Each line of the material must be returned exactly.

Recorded data:
▬▬▬▬▬▬
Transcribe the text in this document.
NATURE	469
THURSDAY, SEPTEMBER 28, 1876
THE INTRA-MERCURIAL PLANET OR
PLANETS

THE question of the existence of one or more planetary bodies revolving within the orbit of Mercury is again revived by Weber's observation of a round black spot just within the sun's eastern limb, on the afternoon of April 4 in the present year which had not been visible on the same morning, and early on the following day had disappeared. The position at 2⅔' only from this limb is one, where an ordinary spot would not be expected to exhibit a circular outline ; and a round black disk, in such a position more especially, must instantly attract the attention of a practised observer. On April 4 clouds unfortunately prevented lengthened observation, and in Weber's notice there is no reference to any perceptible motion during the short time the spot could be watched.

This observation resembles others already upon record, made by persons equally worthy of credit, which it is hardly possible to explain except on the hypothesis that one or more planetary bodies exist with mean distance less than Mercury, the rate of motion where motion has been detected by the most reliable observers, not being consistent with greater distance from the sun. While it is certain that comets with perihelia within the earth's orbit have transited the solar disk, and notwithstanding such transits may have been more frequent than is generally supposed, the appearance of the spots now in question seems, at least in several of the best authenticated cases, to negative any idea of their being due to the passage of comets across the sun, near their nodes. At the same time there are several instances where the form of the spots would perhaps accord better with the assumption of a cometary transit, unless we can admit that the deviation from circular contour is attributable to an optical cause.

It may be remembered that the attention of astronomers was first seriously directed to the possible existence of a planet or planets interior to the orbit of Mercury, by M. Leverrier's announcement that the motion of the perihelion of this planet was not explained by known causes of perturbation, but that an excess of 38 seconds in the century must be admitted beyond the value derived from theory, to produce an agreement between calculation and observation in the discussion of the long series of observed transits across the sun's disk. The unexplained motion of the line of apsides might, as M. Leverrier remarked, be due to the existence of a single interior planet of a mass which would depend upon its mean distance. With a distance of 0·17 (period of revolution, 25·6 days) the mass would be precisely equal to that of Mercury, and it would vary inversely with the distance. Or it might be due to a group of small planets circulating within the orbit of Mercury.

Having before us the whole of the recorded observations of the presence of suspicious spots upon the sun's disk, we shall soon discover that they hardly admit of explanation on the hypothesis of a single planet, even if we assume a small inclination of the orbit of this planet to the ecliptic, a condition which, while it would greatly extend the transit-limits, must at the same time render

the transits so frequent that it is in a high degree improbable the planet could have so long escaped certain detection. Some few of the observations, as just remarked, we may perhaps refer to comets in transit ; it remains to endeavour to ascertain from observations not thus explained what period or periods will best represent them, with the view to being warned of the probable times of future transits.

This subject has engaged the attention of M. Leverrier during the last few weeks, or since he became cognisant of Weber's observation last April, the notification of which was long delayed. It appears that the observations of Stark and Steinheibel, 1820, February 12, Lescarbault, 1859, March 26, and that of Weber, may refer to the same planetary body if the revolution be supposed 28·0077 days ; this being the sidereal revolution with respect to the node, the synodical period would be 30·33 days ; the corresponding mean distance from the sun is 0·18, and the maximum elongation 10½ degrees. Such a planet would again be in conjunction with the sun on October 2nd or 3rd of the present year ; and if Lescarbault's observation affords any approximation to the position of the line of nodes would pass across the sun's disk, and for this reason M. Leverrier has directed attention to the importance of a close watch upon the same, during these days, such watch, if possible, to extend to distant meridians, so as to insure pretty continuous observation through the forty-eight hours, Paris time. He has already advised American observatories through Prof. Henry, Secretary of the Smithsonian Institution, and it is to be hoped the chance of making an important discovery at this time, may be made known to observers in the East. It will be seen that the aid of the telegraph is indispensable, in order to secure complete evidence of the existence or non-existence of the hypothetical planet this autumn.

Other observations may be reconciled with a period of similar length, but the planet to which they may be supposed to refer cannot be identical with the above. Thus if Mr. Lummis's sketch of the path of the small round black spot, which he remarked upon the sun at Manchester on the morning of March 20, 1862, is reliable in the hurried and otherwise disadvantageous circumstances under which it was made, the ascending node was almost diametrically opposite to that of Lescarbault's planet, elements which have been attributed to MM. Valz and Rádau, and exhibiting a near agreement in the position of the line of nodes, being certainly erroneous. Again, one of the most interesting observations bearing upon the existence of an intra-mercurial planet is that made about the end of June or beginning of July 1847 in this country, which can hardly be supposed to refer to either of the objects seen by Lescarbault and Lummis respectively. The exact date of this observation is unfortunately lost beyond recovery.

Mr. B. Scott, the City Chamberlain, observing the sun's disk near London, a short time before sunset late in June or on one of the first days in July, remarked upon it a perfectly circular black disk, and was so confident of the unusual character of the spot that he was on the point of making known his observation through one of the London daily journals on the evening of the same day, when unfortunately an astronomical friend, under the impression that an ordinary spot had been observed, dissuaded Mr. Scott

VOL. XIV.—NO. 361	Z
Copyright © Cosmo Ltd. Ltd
▬▬▬▬▬▬
> **Task response**
Transcribe the text in this document.
NATURE	469
THURSDAY, SEPTEMBER 28, 1876
THE INTRA-MERCURIAL PLANET OR
PLANETS

THE question of the existence of one or more planetary bodies revolving within the orbit of Mercury is again revived by Weber's observation of a round black spot just within the sun's eastern limb, on the afternoon of April 4 in the present year which had not been visible on the same morning, and early on the following day had disappeared. The position at 2⅔' only from this limb is one, where an ordinary spot would not be expected to exhibit a circular outline ; and a round black disk, in such a position more especially, must instantly attract the attention of a practised observer. On April 4 clouds unfortunately prevented lengthened observation, and in Weber's notice there is no reference to any perceptible motion during the short time the spot could be watched.

This observation resembles others already upon record, made by persons equally worthy of credit, which it is hardly possible to explain except on the hypothesis that one or more planetary bodies exist with mean distance less than Mercury, the rate of motion where motion has been detected by the most reliable observers, not being consistent with greater distance from the sun. While it is certain that comets with perihelia within the earth's orbit have transited the solar disk, and notwithstanding such transits may have been more frequent than is generally supposed, the appearance of the spots now in question seems, at least in several of the best authenticated cases, to negative any idea of their being due to the passage of comets across the sun, near their nodes. At the same time there are several instances where the form of the spots would perhaps accord better with the assumption of a cometary transit, unless we can admit that the deviation from circular contour is attributable to an optical cause.

It may be remembered that the attention of astronomers was first seriously directed to the possible existence of a planet or planets interior to the orbit of Mercury, by M. Leverrier's announcement that the motion of the perihelion of this planet was not explained by known causes of perturbation, but that an excess of 38 seconds in the century must be admitted beyond the value derived from theory, to produce an agreement between calculation and observation in the discussion of the long series of observed transits across the sun's disk. The unexplained motion of the line of apsides might, as M. Leverrier remarked, be due to the existence of a single interior planet of a mass which would depend upon its mean distance. With a distance of 0·17 (period of revolution, 25·6 days) the mass would be precisely equal to that of Mercury, and it would vary inversely with the distance. Or it might be due to a group of small planets circulating within the orbit of Mercury.

Having before us the whole of the recorded observations of the presence of suspicious spots upon the sun's disk, we shall soon discover that they hardly admit of explanation on the hypothesis of a single planet, even if we assume a small inclination of the orbit of this planet to the ecliptic, a condition which, while it would greatly extend the transit-limits, must at the same time render

the transits so frequent that it is in a high degree improbable the planet could have so long escaped certain detection. Some few of the observations, as just remarked, we may perhaps refer to comets in transit ; it remains to endeavour to ascertain from observations not thus explained what period or periods will best represent them, with the view to being warned of the probable times of future transits.

This subject has engaged the attention of M. Leverrier during the last few weeks, or since he became cognisant of Weber's observation last April, the notification of which was long delayed. It appears that the observations of Stark and Steinheibel, 1820, February 12, Lescarbault, 1859, March 26, and that of Weber, may refer to the same planetary body if the revolution be supposed 28·0077 days ; this being the sidereal revolution with respect to the node, the synodical period would be 30·33 days ; the corresponding mean distance from the sun is 0·18, and the maximum elongation 10½ degrees. Such a planet would again be in conjunction with the sun on October 2nd or 3rd of the present year ; and if Lescarbault's observation affords any approximation to the position of the line of nodes would pass across the sun's disk, and for this reason M. Leverrier has directed attention to the importance of a close watch upon the same, during these days, such watch, if possible, to extend to distant meridians, so as to insure pretty continuous observation through the forty-eight hours, Paris time. He has already advised American observatories through Prof. Henry, Secretary of the Smithsonian Institution, and it is to be hoped the chance of making an important discovery at this time, may be made known to observers in the East. It will be seen that the aid of the telegraph is indispensable, in order to secure complete evidence of the existence or non-existence of the hypothetical planet this autumn.

Other observations may be reconciled with a period of similar length, but the planet to which they may be supposed to refer cannot be identical with the above. Thus if Mr. Lummis's sketch of the path of the small round black spot, which he remarked upon the sun at Manchester on the morning of March 20, 1862, is reliable in the hurried and otherwise disadvantageous circumstances under which it was made, the ascending node was almost diametrically opposite to that of Lescarbault's planet, elements which have been attributed to MM. Valz and Rádau, and exhibiting a near agreement in the position of the line of nodes, being certainly erroneous. Again, one of the most interesting observations bearing upon the existence of an intra-mercurial planet is that made about the end of June or beginning of July 1847 in this country, which can hardly be supposed to refer to either of the objects seen by Lescarbault and Lummis respectively. The exact date of this observation is unfortunately lost beyond recovery.

Mr. B. Scott, the City Chamberlain, observing the sun's disk near London, a short time before sunset late in June or on one of the first days in July, remarked upon it a perfectly circular black disk, and was so confident of the unusual character of the spot that he was on the point of making known his observation through one of the London daily journals on the evening of the same day, when unfortunately an astronomical friend, under the impression that an ordinary spot had been observed, dissuaded Mr. Scott

VOL. XIV.—NO. 361	Z
Copyright © Cosmo Ltd. Ltd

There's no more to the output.